PROBLEM TO SOLVE
Search the material and gather each line with "category" in it.

THE INPUT
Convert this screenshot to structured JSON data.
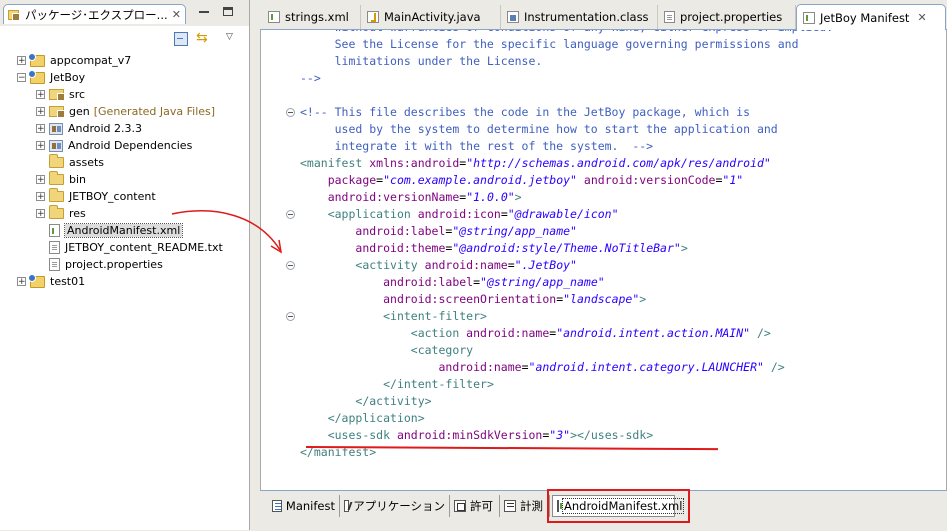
{
  "explorer": {
    "tab_title": "パッケージ･エクスプロー...",
    "tree": [
      {
        "label": "appcompat_v7",
        "kind": "project",
        "depth": 0,
        "expander": "+"
      },
      {
        "label": "JetBoy",
        "kind": "project",
        "depth": 0,
        "expander": "−"
      },
      {
        "label": "src",
        "kind": "pkgfolder",
        "depth": 1,
        "expander": "+"
      },
      {
        "label": "gen",
        "suffix": "[Generated Java Files]",
        "kind": "pkgfolder",
        "depth": 1,
        "expander": "+"
      },
      {
        "label": "Android 2.3.3",
        "kind": "library",
        "depth": 1,
        "expander": "+"
      },
      {
        "label": "Android Dependencies",
        "kind": "library",
        "depth": 1,
        "expander": "+"
      },
      {
        "label": "assets",
        "kind": "folder",
        "depth": 1,
        "expander": ""
      },
      {
        "label": "bin",
        "kind": "folder",
        "depth": 1,
        "expander": "+"
      },
      {
        "label": "JETBOY_content",
        "kind": "folder",
        "depth": 1,
        "expander": "+"
      },
      {
        "label": "res",
        "kind": "folder",
        "depth": 1,
        "expander": "+"
      },
      {
        "label": "AndroidManifest.xml",
        "kind": "xmlfile",
        "depth": 1,
        "expander": "",
        "selected": true
      },
      {
        "label": "JETBOY_content_README.txt",
        "kind": "file",
        "depth": 1,
        "expander": ""
      },
      {
        "label": "project.properties",
        "kind": "file",
        "depth": 1,
        "expander": ""
      },
      {
        "label": "test01",
        "kind": "project",
        "depth": 0,
        "expander": "+"
      }
    ]
  },
  "editor": {
    "tabs": [
      {
        "label": "strings.xml",
        "icon": "xml-file-icon"
      },
      {
        "label": "MainActivity.java",
        "icon": "java-file-icon"
      },
      {
        "label": "Instrumentation.class",
        "icon": "class-file-icon"
      },
      {
        "label": "project.properties",
        "icon": "properties-file-icon"
      },
      {
        "label": "JetBoy Manifest",
        "icon": "xml-file-icon",
        "active": true
      }
    ],
    "close_glyph": "✕",
    "bottom_tabs": [
      {
        "label": "Manifest",
        "icon": "manifest"
      },
      {
        "label": "アプリケーション",
        "icon": "application"
      },
      {
        "label": "許可",
        "icon": "permission"
      },
      {
        "label": "計測",
        "icon": "instrumentation"
      },
      {
        "label": "AndroidManifest.xml",
        "icon": "xml",
        "active": true
      }
    ]
  },
  "code_lines": [
    [
      [
        "c-com",
        "     without warranties or conditions of any kind, either express or implied."
      ]
    ],
    [
      [
        "c-com",
        "     See the License for the specific language governing permissions and"
      ]
    ],
    [
      [
        "c-com",
        "     limitations under the License."
      ]
    ],
    [
      [
        "c-com",
        "-->"
      ]
    ],
    [],
    [
      [
        "c-com",
        "<!-- This file describes the code in the JetBoy package, which is"
      ]
    ],
    [
      [
        "c-com",
        "     used by the system to determine how to start the application and"
      ]
    ],
    [
      [
        "c-com",
        "     integrate it with the rest of the system.  -->"
      ]
    ],
    [
      [
        "c-tag",
        "<manifest "
      ],
      [
        "c-attr",
        "xmlns:android"
      ],
      [
        "c-eq",
        "="
      ],
      [
        "c-val",
        "\"http://schemas.android.com/apk/res/android\""
      ]
    ],
    [
      [
        "",
        "    "
      ],
      [
        "c-attr",
        "package"
      ],
      [
        "c-eq",
        "="
      ],
      [
        "c-val",
        "\"com.example.android.jetboy\""
      ],
      [
        "",
        " "
      ],
      [
        "c-attr",
        "android:versionCode"
      ],
      [
        "c-eq",
        "="
      ],
      [
        "c-val",
        "\"1\""
      ]
    ],
    [
      [
        "",
        "    "
      ],
      [
        "c-attr",
        "android:versionName"
      ],
      [
        "c-eq",
        "="
      ],
      [
        "c-val",
        "\"1.0.0\""
      ],
      [
        "c-tag",
        ">"
      ]
    ],
    [
      [
        "",
        "    "
      ],
      [
        "c-tag",
        "<application "
      ],
      [
        "c-attr",
        "android:icon"
      ],
      [
        "c-eq",
        "="
      ],
      [
        "c-val",
        "\"@drawable/icon\""
      ]
    ],
    [
      [
        "",
        "        "
      ],
      [
        "c-attr",
        "android:label"
      ],
      [
        "c-eq",
        "="
      ],
      [
        "c-val",
        "\"@string/app_name\""
      ]
    ],
    [
      [
        "",
        "        "
      ],
      [
        "c-attr",
        "android:theme"
      ],
      [
        "c-eq",
        "="
      ],
      [
        "c-val",
        "\"@android:style/Theme.NoTitleBar\""
      ],
      [
        "c-tag",
        ">"
      ]
    ],
    [
      [
        "",
        "        "
      ],
      [
        "c-tag",
        "<activity "
      ],
      [
        "c-attr",
        "android:name"
      ],
      [
        "c-eq",
        "="
      ],
      [
        "c-val",
        "\".JetBoy\""
      ]
    ],
    [
      [
        "",
        "            "
      ],
      [
        "c-attr",
        "android:label"
      ],
      [
        "c-eq",
        "="
      ],
      [
        "c-val",
        "\"@string/app_name\""
      ]
    ],
    [
      [
        "",
        "            "
      ],
      [
        "c-attr",
        "android:screenOrientation"
      ],
      [
        "c-eq",
        "="
      ],
      [
        "c-val",
        "\"landscape\""
      ],
      [
        "c-tag",
        ">"
      ]
    ],
    [
      [
        "",
        "            "
      ],
      [
        "c-tag",
        "<intent-filter>"
      ]
    ],
    [
      [
        "",
        "                "
      ],
      [
        "c-tag",
        "<action "
      ],
      [
        "c-attr",
        "android:name"
      ],
      [
        "c-eq",
        "="
      ],
      [
        "c-val",
        "\"android.intent.action.MAIN\""
      ],
      [
        "c-tag",
        " />"
      ]
    ],
    [
      [
        "",
        "                "
      ],
      [
        "c-tag",
        "<category"
      ]
    ],
    [
      [
        "",
        "                    "
      ],
      [
        "c-attr",
        "android:name"
      ],
      [
        "c-eq",
        "="
      ],
      [
        "c-val",
        "\"android.intent.category.LAUNCHER\""
      ],
      [
        "c-tag",
        " />"
      ]
    ],
    [
      [
        "",
        "            "
      ],
      [
        "c-tag",
        "</intent-filter>"
      ]
    ],
    [
      [
        "",
        "        "
      ],
      [
        "c-tag",
        "</activity>"
      ]
    ],
    [
      [
        "",
        "    "
      ],
      [
        "c-tag",
        "</application>"
      ]
    ],
    [
      [
        "",
        "    "
      ],
      [
        "c-tag",
        "<uses-sdk "
      ],
      [
        "c-attr",
        "android:minSdkVersion"
      ],
      [
        "c-eq",
        "="
      ],
      [
        "c-val",
        "\"3\""
      ],
      [
        "c-tag",
        "></uses-sdk>"
      ]
    ],
    [
      [
        "c-tag",
        "</manifest>"
      ]
    ]
  ],
  "fold_markers_line_index": [
    5,
    11,
    14,
    17
  ],
  "colors": {
    "annotation_red": "#e0191a"
  }
}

ANSWER IN FULL
        "<category"
        "\"android.intent.category.LAUNCHER\""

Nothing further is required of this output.